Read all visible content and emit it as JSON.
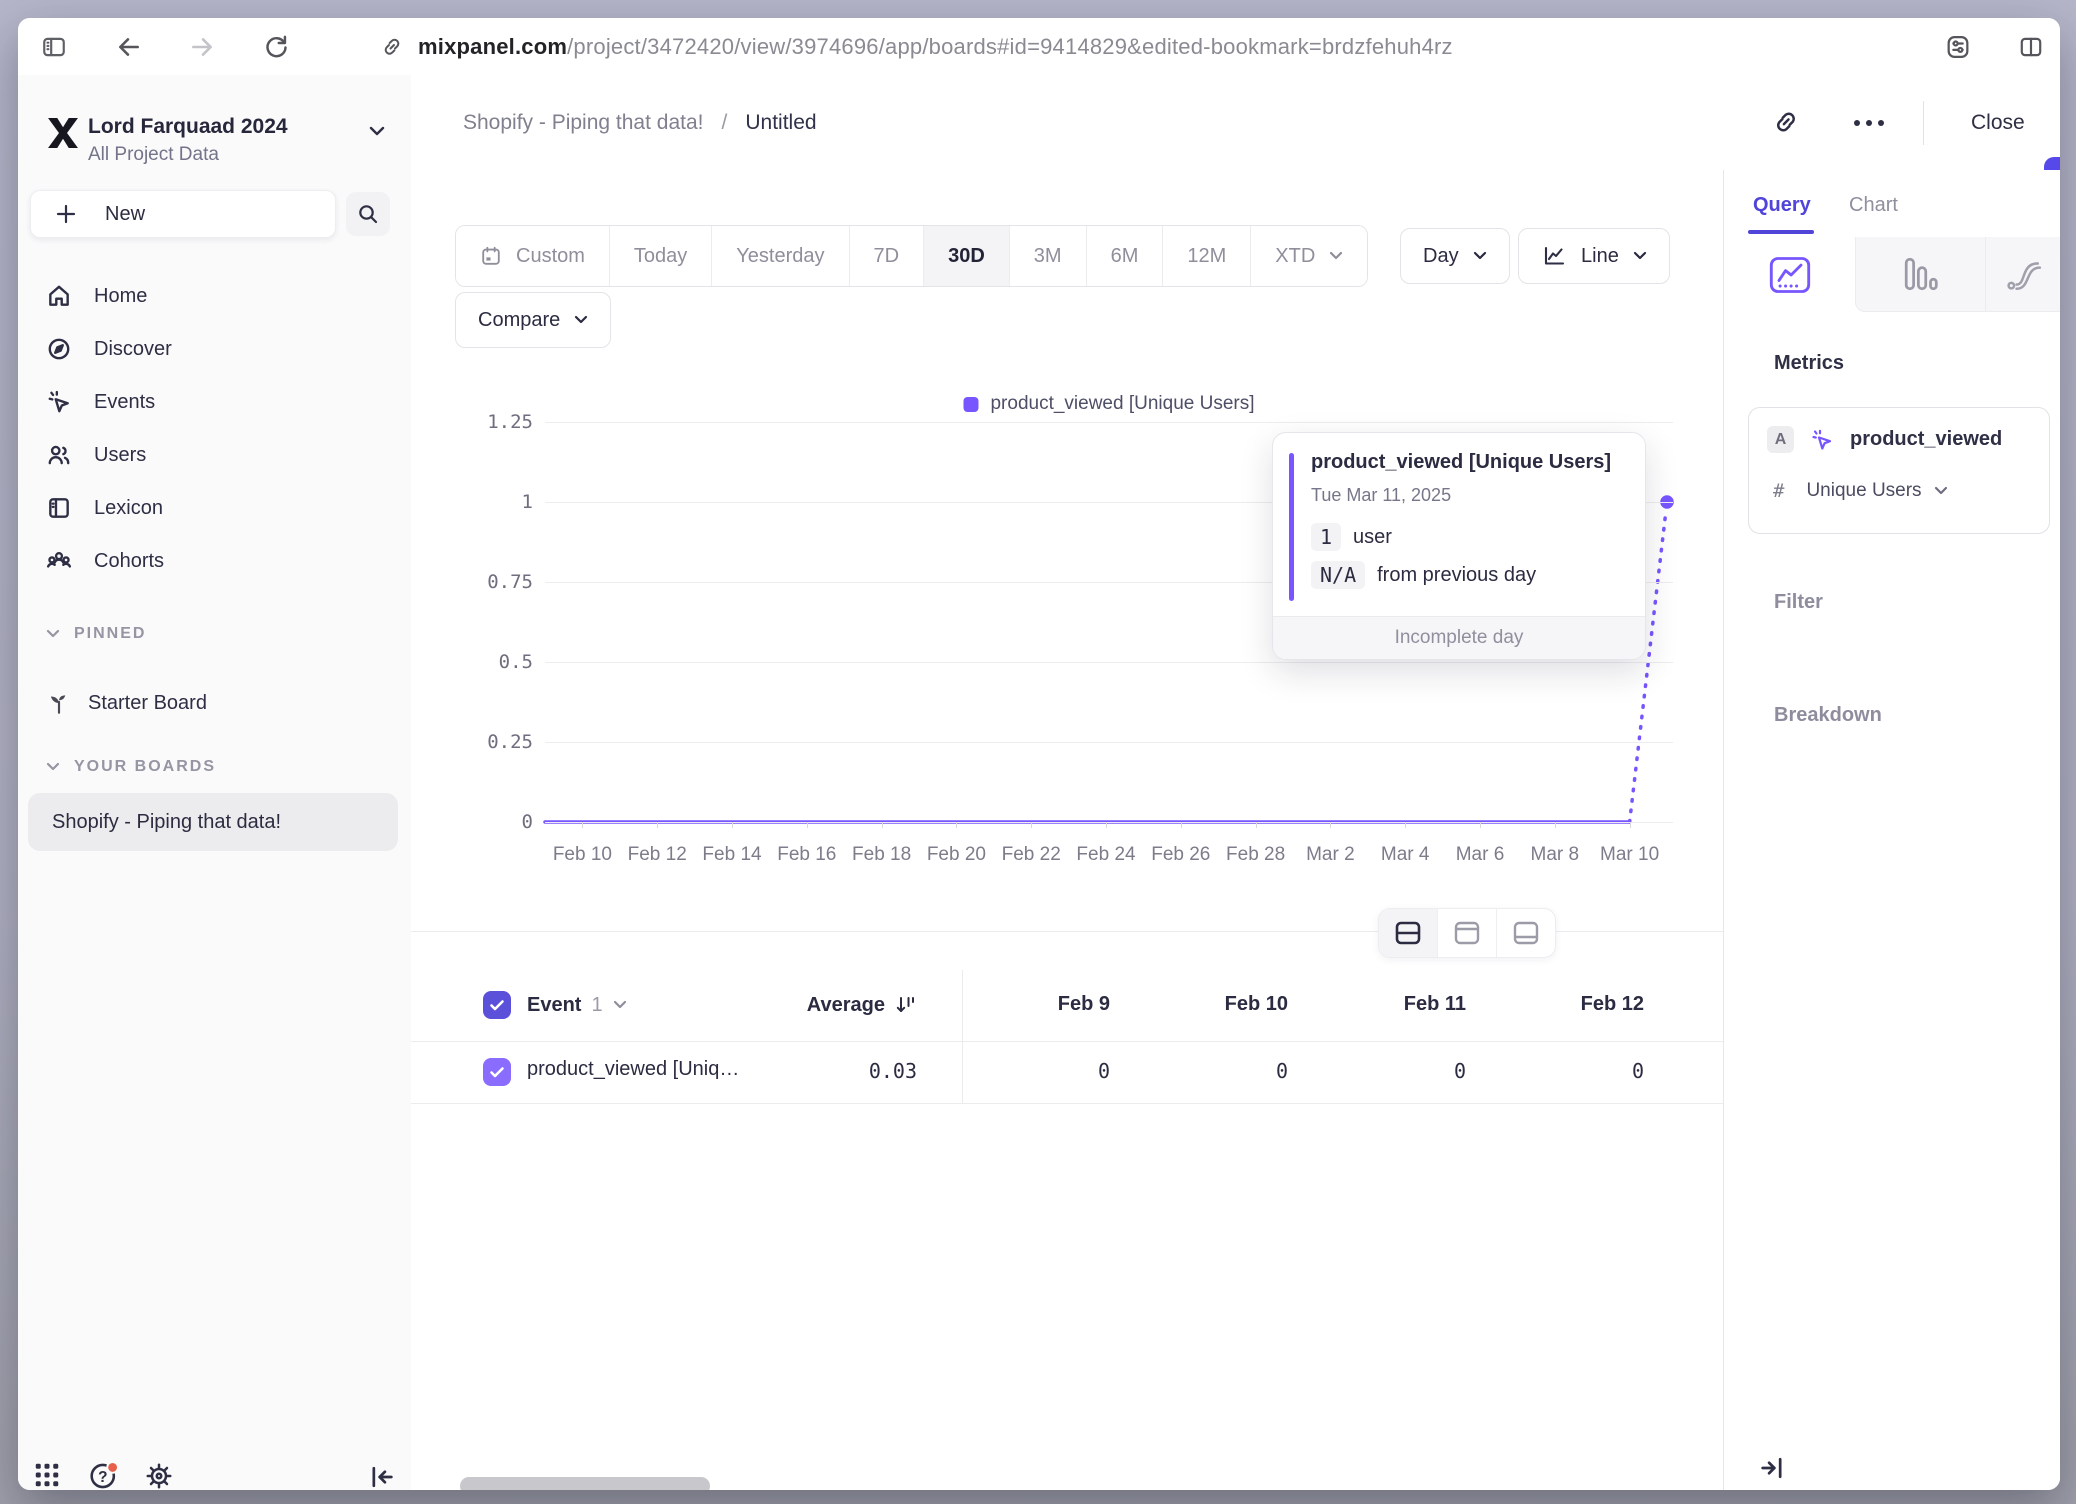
{
  "browser": {
    "url_host": "mixpanel.com",
    "url_path": "/project/3472420/view/3974696/app/boards#id=9414829&edited-bookmark=brdzfehuh4rz"
  },
  "sidebar": {
    "project_name": "Lord Farquaad 2024",
    "project_scope": "All Project Data",
    "new_label": "New",
    "nav": [
      {
        "label": "Home"
      },
      {
        "label": "Discover"
      },
      {
        "label": "Events"
      },
      {
        "label": "Users"
      },
      {
        "label": "Lexicon"
      },
      {
        "label": "Cohorts"
      }
    ],
    "pinned_label": "PINNED",
    "starter_board": "Starter Board",
    "boards_label": "YOUR BOARDS",
    "selected_board": "Shopify - Piping that data!"
  },
  "header": {
    "breadcrumb_board": "Shopify - Piping that data!",
    "breadcrumb_sep": "/",
    "breadcrumb_page": "Untitled",
    "close_label": "Close"
  },
  "toolbar": {
    "ranges": [
      "Custom",
      "Today",
      "Yesterday",
      "7D",
      "30D",
      "3M",
      "6M",
      "12M",
      "XTD"
    ],
    "active_range": "30D",
    "granularity": "Day",
    "chart_type": "Line",
    "compare_label": "Compare"
  },
  "chart_data": {
    "type": "line",
    "legend": "product_viewed [Unique Users]",
    "series_color": "#7856FF",
    "ylim": [
      0,
      1.25
    ],
    "y_tick_labels": [
      "1.25",
      "1",
      "0.75",
      "0.5",
      "0.25",
      "0"
    ],
    "x_tick_labels": [
      "Feb 10",
      "Feb 12",
      "Feb 14",
      "Feb 16",
      "Feb 18",
      "Feb 20",
      "Feb 22",
      "Feb 24",
      "Feb 26",
      "Feb 28",
      "Mar 2",
      "Mar 4",
      "Mar 6",
      "Mar 8",
      "Mar 10"
    ],
    "points": [
      {
        "date": "Feb 9",
        "value": 0
      },
      {
        "date": "Feb 10",
        "value": 0
      },
      {
        "date": "Feb 11",
        "value": 0
      },
      {
        "date": "Feb 12",
        "value": 0
      },
      {
        "date": "Feb 13",
        "value": 0
      },
      {
        "date": "Feb 14",
        "value": 0
      },
      {
        "date": "Feb 15",
        "value": 0
      },
      {
        "date": "Feb 16",
        "value": 0
      },
      {
        "date": "Feb 17",
        "value": 0
      },
      {
        "date": "Feb 18",
        "value": 0
      },
      {
        "date": "Feb 19",
        "value": 0
      },
      {
        "date": "Feb 20",
        "value": 0
      },
      {
        "date": "Feb 21",
        "value": 0
      },
      {
        "date": "Feb 22",
        "value": 0
      },
      {
        "date": "Feb 23",
        "value": 0
      },
      {
        "date": "Feb 24",
        "value": 0
      },
      {
        "date": "Feb 25",
        "value": 0
      },
      {
        "date": "Feb 26",
        "value": 0
      },
      {
        "date": "Feb 27",
        "value": 0
      },
      {
        "date": "Feb 28",
        "value": 0
      },
      {
        "date": "Mar 1",
        "value": 0
      },
      {
        "date": "Mar 2",
        "value": 0
      },
      {
        "date": "Mar 3",
        "value": 0
      },
      {
        "date": "Mar 4",
        "value": 0
      },
      {
        "date": "Mar 5",
        "value": 0
      },
      {
        "date": "Mar 6",
        "value": 0
      },
      {
        "date": "Mar 7",
        "value": 0
      },
      {
        "date": "Mar 8",
        "value": 0
      },
      {
        "date": "Mar 9",
        "value": 0
      },
      {
        "date": "Mar 10",
        "value": 0
      },
      {
        "date": "Mar 11",
        "value": 1,
        "incomplete": true
      }
    ]
  },
  "tooltip": {
    "title": "product_viewed [Unique Users]",
    "date": "Tue Mar 11, 2025",
    "value": "1",
    "unit": "user",
    "change": "N/A",
    "change_text": "from previous day",
    "footer": "Incomplete day"
  },
  "table": {
    "event_label": "Event",
    "event_count": "1",
    "average_label": "Average",
    "date_cols": [
      "Feb 9",
      "Feb 10",
      "Feb 11",
      "Feb 12"
    ],
    "rows": [
      {
        "name": "product_viewed [Uniq…",
        "average": "0.03",
        "values": [
          "0",
          "0",
          "0",
          "0"
        ]
      }
    ]
  },
  "query_panel": {
    "tab_query": "Query",
    "tab_chart": "Chart",
    "metrics_label": "Metrics",
    "metric_letter": "A",
    "metric_event": "product_viewed",
    "agg_symbol": "#",
    "metric_aggregation": "Unique Users",
    "filter_label": "Filter",
    "breakdown_label": "Breakdown"
  },
  "colors": {
    "accent": "#7856FF",
    "accent_deep": "#5144D9",
    "save_button": "#5748E9",
    "checkbox_header": "#5B50DA",
    "checkbox_row": "#8A6CFF",
    "notification_dot": "#E8604C"
  }
}
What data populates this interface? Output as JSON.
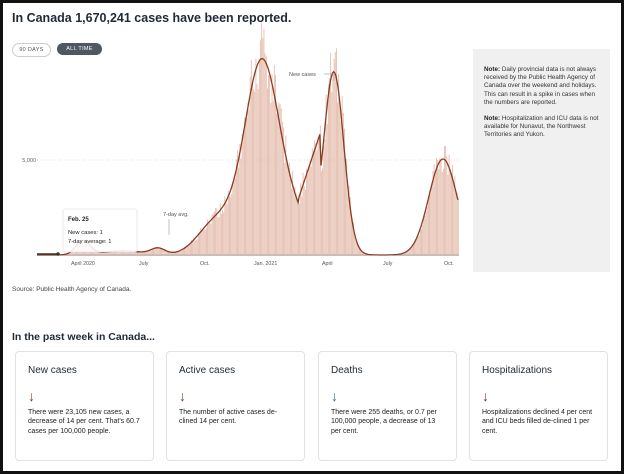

##############################

Every record gets retyped exactly; no picture goes into the copy.

§ **Task output**
Read all visible content and emit it as JSON.
{
  "browser": {
    "url_host": "mixpanel.com",
    "url_path": "/project/3472420/view/3974696/app/boards#id=9414829&edited-bookmark=brdzfehuh4rz"
  },
  "sidebar": {
    "project_name": "Lord Farquaad 2024",
    "project_scope": "All Project Data",
    "new_label": "New",
    "nav": [
      {
        "label": "Home"
      },
      {
        "label": "Discover"
      },
      {
        "label": "Events"
      },
      {
        "label": "Users"
      },
      {
        "label": "Lexicon"
      },
      {
        "label": "Cohorts"
      }
    ],
    "pinned_label": "PINNED",
    "starter_board": "Starter Board",
    "boards_label": "YOUR BOARDS",
    "selected_board": "Shopify - Piping that data!"
  },
  "header": {
    "breadcrumb_board": "Shopify - Piping that data!",
    "breadcrumb_sep": "/",
    "breadcrumb_page": "Untitled",
    "close_label": "Close"
  },
  "toolbar": {
    "ranges": [
      "Custom",
      "Today",
      "Yesterday",
      "7D",
      "30D",
      "3M",
      "6M",
      "12M",
      "XTD"
    ],
    "active_range": "30D",
    "granularity": "Day",
    "chart_type": "Line",
    "compare_label": "Compare"
  },
  "chart_data": {
    "type": "line",
    "legend": "product_viewed [Unique Users]",
    "series_color": "#7856FF",
    "ylim": [
      0,
      1.25
    ],
    "y_tick_labels": [
      "1.25",
      "1",
      "0.75",
      "0.5",
      "0.25",
      "0"
    ],
    "x_tick_labels": [
      "Feb 10",
      "Feb 12",
      "Feb 14",
      "Feb 16",
      "Feb 18",
      "Feb 20",
      "Feb 22",
      "Feb 24",
      "Feb 26",
      "Feb 28",
      "Mar 2",
      "Mar 4",
      "Mar 6",
      "Mar 8",
      "Mar 10"
    ],
    "points": [
      {
        "date": "Feb 9",
        "value": 0
      },
      {
        "date": "Feb 10",
        "value": 0
      },
      {
        "date": "Feb 11",
        "value": 0
      },
      {
        "date": "Feb 12",
        "value": 0
      },
      {
        "date": "Feb 13",
        "value": 0
      },
      {
        "date": "Feb 14",
        "value": 0
      },
      {
        "date": "Feb 15",
        "value": 0
      },
      {
        "date": "Feb 16",
        "value": 0
      },
      {
        "date": "Feb 17",
        "value": 0
      },
      {
        "date": "Feb 18",
        "value": 0
      },
      {
        "date": "Feb 19",
        "value": 0
      },
      {
        "date": "Feb 20",
        "value": 0
      },
      {
        "date": "Feb 21",
        "value": 0
      },
      {
        "date": "Feb 22",
        "value": 0
      },
      {
        "date": "Feb 23",
        "value": 0
      },
      {
        "date": "Feb 24",
        "value": 0
      },
      {
        "date": "Feb 25",
        "value": 0
      },
      {
        "date": "Feb 26",
        "value": 0
      },
      {
        "date": "Feb 27",
        "value": 0
      },
      {
        "date": "Feb 28",
        "value": 0
      },
      {
        "date": "Mar 1",
        "value": 0
      },
      {
        "date": "Mar 2",
        "value": 0
      },
      {
        "date": "Mar 3",
        "value": 0
      },
      {
        "date": "Mar 4",
        "value": 0
      },
      {
        "date": "Mar 5",
        "value": 0
      },
      {
        "date": "Mar 6",
        "value": 0
      },
      {
        "date": "Mar 7",
        "value": 0
      },
      {
        "date": "Mar 8",
        "value": 0
      },
      {
        "date": "Mar 9",
        "value": 0
      },
      {
        "date": "Mar 10",
        "value": 0
      },
      {
        "date": "Mar 11",
        "value": 1,
        "incomplete": true
      }
    ]
  },
  "tooltip": {
    "title": "product_viewed [Unique Users]",
    "date": "Tue Mar 11, 2025",
    "value": "1",
    "unit": "user",
    "change": "N/A",
    "change_text": "from previous day",
    "footer": "Incomplete day"
  },
  "table": {
    "event_label": "Event",
    "event_count": "1",
    "average_label": "Average",
    "date_cols": [
      "Feb 9",
      "Feb 10",
      "Feb 11",
      "Feb 12"
    ],
    "rows": [
      {
        "name": "product_viewed [Uniq…",
        "average": "0.03",
        "values": [
          "0",
          "0",
          "0",
          "0"
        ]
      }
    ]
  },
  "query_panel": {
    "tab_query": "Query",
    "tab_chart": "Chart",
    "metrics_label": "Metrics",
    "metric_letter": "A",
    "metric_event": "product_viewed",
    "agg_symbol": "#",
    "metric_aggregation": "Unique Users",
    "filter_label": "Filter",
    "breakdown_label": "Breakdown"
  },
  "colors": {
    "accent": "#7856FF",
    "accent_deep": "#5144D9",
    "save_button": "#5748E9",
    "checkbox_header": "#5B50DA",
    "checkbox_row": "#8A6CFF",
    "notification_dot": "#E8604C"
  }
}
What data populates this interface? Output as JSON.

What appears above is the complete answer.